** Start of Source material **

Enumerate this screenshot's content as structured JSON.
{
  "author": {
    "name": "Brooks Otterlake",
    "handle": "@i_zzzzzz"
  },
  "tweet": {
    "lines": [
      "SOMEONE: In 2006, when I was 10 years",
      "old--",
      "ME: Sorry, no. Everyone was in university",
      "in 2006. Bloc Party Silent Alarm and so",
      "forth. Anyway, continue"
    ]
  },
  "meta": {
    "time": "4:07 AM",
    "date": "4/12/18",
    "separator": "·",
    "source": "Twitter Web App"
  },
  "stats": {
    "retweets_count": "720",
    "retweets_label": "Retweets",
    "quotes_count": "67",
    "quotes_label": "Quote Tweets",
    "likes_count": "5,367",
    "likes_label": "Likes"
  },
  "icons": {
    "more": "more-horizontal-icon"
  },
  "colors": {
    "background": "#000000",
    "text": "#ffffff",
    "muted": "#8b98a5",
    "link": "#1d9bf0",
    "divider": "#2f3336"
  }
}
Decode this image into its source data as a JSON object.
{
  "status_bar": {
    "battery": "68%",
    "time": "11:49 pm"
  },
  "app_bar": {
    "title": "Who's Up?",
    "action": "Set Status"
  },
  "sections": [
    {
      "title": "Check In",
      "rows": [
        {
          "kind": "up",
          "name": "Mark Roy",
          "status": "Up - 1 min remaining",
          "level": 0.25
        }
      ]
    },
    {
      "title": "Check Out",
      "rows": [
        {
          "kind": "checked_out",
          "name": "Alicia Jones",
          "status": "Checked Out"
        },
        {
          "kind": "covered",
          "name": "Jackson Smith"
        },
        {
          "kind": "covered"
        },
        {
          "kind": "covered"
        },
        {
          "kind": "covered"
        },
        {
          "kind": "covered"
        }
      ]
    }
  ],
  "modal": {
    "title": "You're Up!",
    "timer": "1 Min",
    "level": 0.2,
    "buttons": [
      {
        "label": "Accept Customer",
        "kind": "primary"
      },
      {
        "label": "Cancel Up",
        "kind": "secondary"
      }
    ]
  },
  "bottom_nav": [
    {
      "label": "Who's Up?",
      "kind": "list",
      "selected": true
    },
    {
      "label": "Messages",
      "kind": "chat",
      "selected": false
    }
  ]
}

** End of Source material **

■ The exercise
Go over the data above and copy every line that has the word "title" in it.

■ Task answer
    "title": "Who's Up?",
      "title": "Check In",
      "title": "Check Out",
    "title": "You're Up!",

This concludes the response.